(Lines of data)
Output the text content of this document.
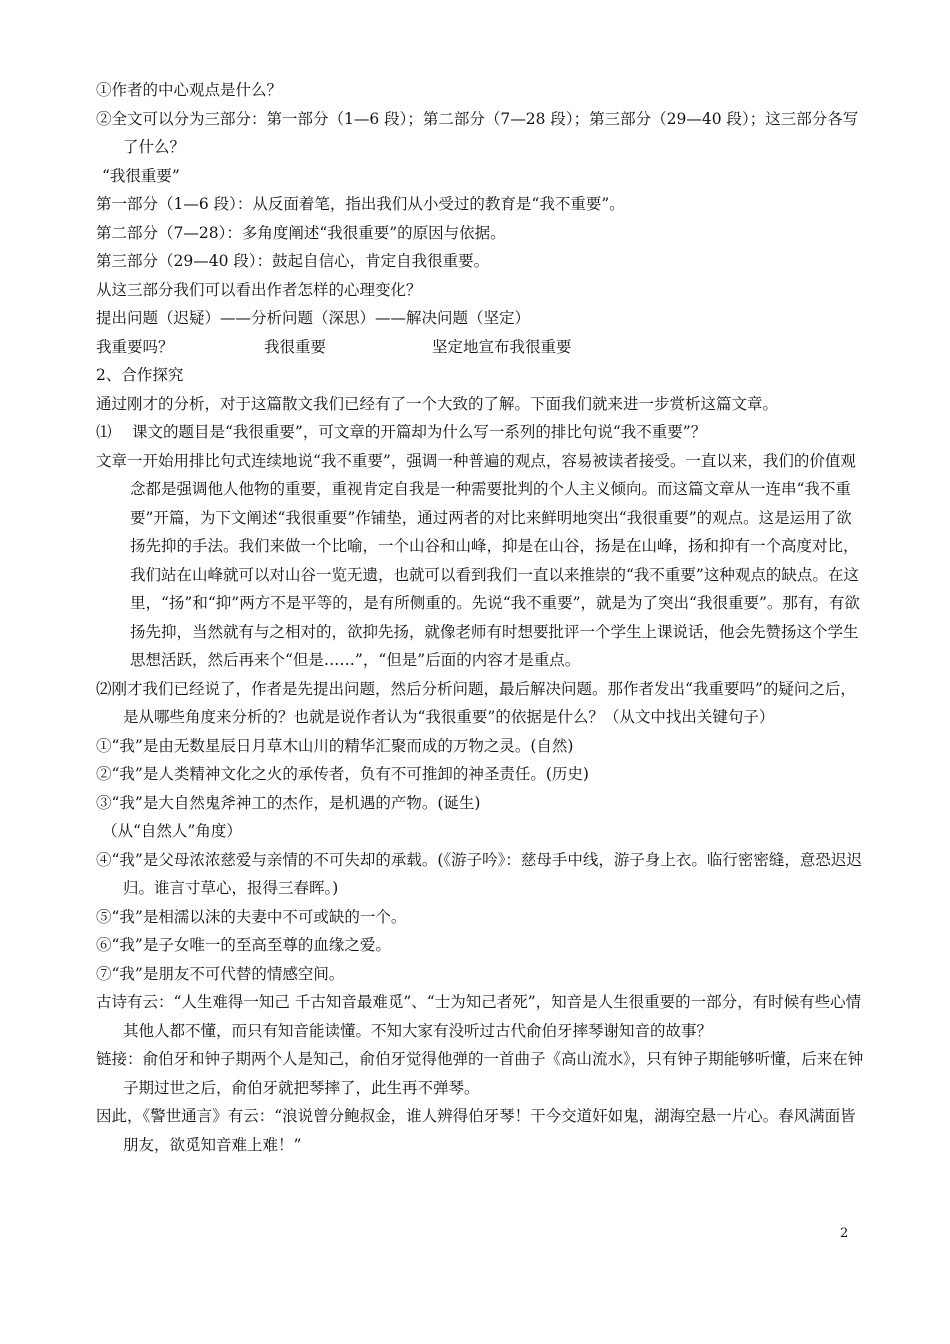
①作者的中心观点是什么？

②全文可以分为三部分：第一部分（1—6 段）；第二部分（7—28 段）；第三部分（29—40 段）；这三部分各写了什么？

“我很重要”

第一部分（1—6 段）：从反面着笔，指出我们从小受过的教育是“我不重要”。

第二部分（7—28）：多角度阐述“我很重要”的原因与依据。

第三部分（29—40 段）：鼓起自信心，肯定自我很重要。

从这三部分我们可以看出作者怎样的心理变化？

提出问题（迟疑）——分析问题（深思）——解决问题（坚定）

我重要吗？	我很重要	坚定地宣布我很重要

2、合作探究

通过刚才的分析，对于这篇散文我们已经有了一个大致的了解。下面我们就来进一步赏析这篇文章。

⑴	课文的题目是“我很重要”，可文章的开篇却为什么写一系列的排比句说“我不重要”？

文章一开始用排比句式连续地说“我不重要”，强调一种普遍的观点，容易被读者接受。一直以来，我们的价值观念都是强调他人他物的重要，重视肯定自我是一种需要批判的个人主义倾向。而这篇文章从一连串“我不重要”开篇，为下文阐述“我很重要”作铺垫，通过两者的对比来鲜明地突出“我很重要”的观点。这是运用了欲扬先抑的手法。我们来做一个比喻，一个山谷和山峰，抑是在山谷，扬是在山峰，扬和抑有一个高度对比，我们站在山峰就可以对山谷一览无遗，也就可以看到我们一直以来推崇的“我不重要”这种观点的缺点。在这里，“扬”和“抑”两方不是平等的，是有所侧重的。先说“我不重要”，就是为了突出“我很重要”。那有，有欲扬先抑，当然就有与之相对的，欲抑先扬，就像老师有时想要批评一个学生上课说话，他会先赞扬这个学生思想活跃，然后再来个“但是……”，“但是”后面的内容才是重点。

⑵刚才我们已经说了，作者是先提出问题，然后分析问题，最后解决问题。那作者发出“我重要吗”的疑问之后，是从哪些角度来分析的？也就是说作者认为“我很重要”的依据是什么？（从文中找出关键句子）

①“我”是由无数星辰日月草木山川的精华汇聚而成的万物之灵。(自然)

②“我”是人类精神文化之火的承传者，负有不可推卸的神圣责任。(历史)

③“我”是大自然鬼斧神工的杰作，是机遇的产物。(诞生)

（从“自然人”角度）

④“我”是父母浓浓慈爱与亲情的不可失却的承载。(《游子吟》：慈母手中线，游子身上衣。临行密密缝，意恐迟迟归。谁言寸草心，报得三春晖。)

⑤“我”是相濡以沫的夫妻中不可或缺的一个。

⑥“我”是子女唯一的至高至尊的血缘之爱。

⑦“我”是朋友不可代替的情感空间。

古诗有云：“人生难得一知己 千古知音最难觅”、“士为知己者死”，知音是人生很重要的一部分，有时候有些心情其他人都不懂，而只有知音能读懂。不知大家有没听过古代俞伯牙摔琴谢知音的故事？

链接：俞伯牙和钟子期两个人是知己，俞伯牙觉得他弹的一首曲子《高山流水》，只有钟子期能够听懂，后来在钟子期过世之后，俞伯牙就把琴摔了，此生再不弹琴。

因此，《警世通言》有云：“浪说曾分鲍叔金，谁人辨得伯牙琴！干今交道奸如鬼，湖海空悬一片心。春风满面皆朋友，欲觅知音难上难！”

2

YOUR GOAL:
Reproduce all of the data exactly; the pictures do not belong in the copy.

OUTPUT:
Output the text content of this document.
①作者的中心观点是什么？

②全文可以分为三部分：第一部分（1—6 段）；第二部分（7—28 段）；第三部分（29—40 段）；这三部分各写了什么？

“我很重要”

第一部分（1—6 段）：从反面着笔，指出我们从小受过的教育是“我不重要”。

第二部分（7—28）：多角度阐述“我很重要”的原因与依据。

第三部分（29—40 段）：鼓起自信心，肯定自我很重要。

从这三部分我们可以看出作者怎样的心理变化？

提出问题（迟疑）——分析问题（深思）——解决问题（坚定）

我重要吗？	我很重要	坚定地宣布我很重要

2、合作探究

通过刚才的分析，对于这篇散文我们已经有了一个大致的了解。下面我们就来进一步赏析这篇文章。

⑴	课文的题目是“我很重要”，可文章的开篇却为什么写一系列的排比句说“我不重要”？

文章一开始用排比句式连续地说“我不重要”，强调一种普遍的观点，容易被读者接受。一直以来，我们的价值观念都是强调他人他物的重要，重视肯定自我是一种需要批判的个人主义倾向。而这篇文章从一连串“我不重要”开篇，为下文阐述“我很重要”作铺垫，通过两者的对比来鲜明地突出“我很重要”的观点。这是运用了欲扬先抑的手法。我们来做一个比喻，一个山谷和山峰，抑是在山谷，扬是在山峰，扬和抑有一个高度对比，我们站在山峰就可以对山谷一览无遗，也就可以看到我们一直以来推崇的“我不重要”这种观点的缺点。在这里，“扬”和“抑”两方不是平等的，是有所侧重的。先说“我不重要”，就是为了突出“我很重要”。那有，有欲扬先抑，当然就有与之相对的，欲抑先扬，就像老师有时想要批评一个学生上课说话，他会先赞扬这个学生思想活跃，然后再来个“但是……”，“但是”后面的内容才是重点。

⑵刚才我们已经说了，作者是先提出问题，然后分析问题，最后解决问题。那作者发出“我重要吗”的疑问之后，是从哪些角度来分析的？也就是说作者认为“我很重要”的依据是什么？（从文中找出关键句子）

①“我”是由无数星辰日月草木山川的精华汇聚而成的万物之灵。(自然)

②“我”是人类精神文化之火的承传者，负有不可推卸的神圣责任。(历史)

③“我”是大自然鬼斧神工的杰作，是机遇的产物。(诞生)

（从“自然人”角度）

④“我”是父母浓浓慈爱与亲情的不可失却的承载。(《游子吟》：慈母手中线，游子身上衣。临行密密缝，意恐迟迟归。谁言寸草心，报得三春晖。)

⑤“我”是相濡以沫的夫妻中不可或缺的一个。

⑥“我”是子女唯一的至高至尊的血缘之爱。

⑦“我”是朋友不可代替的情感空间。

古诗有云：“人生难得一知己 千古知音最难觅”、“士为知己者死”，知音是人生很重要的一部分，有时候有些心情其他人都不懂，而只有知音能读懂。不知大家有没听过古代俞伯牙摔琴谢知音的故事？

链接：俞伯牙和钟子期两个人是知己，俞伯牙觉得他弹的一首曲子《高山流水》，只有钟子期能够听懂，后来在钟子期过世之后，俞伯牙就把琴摔了，此生再不弹琴。

因此，《警世通言》有云：“浪说曾分鲍叔金，谁人辨得伯牙琴！干今交道奸如鬼，湖海空悬一片心。春风满面皆朋友，欲觅知音难上难！”

2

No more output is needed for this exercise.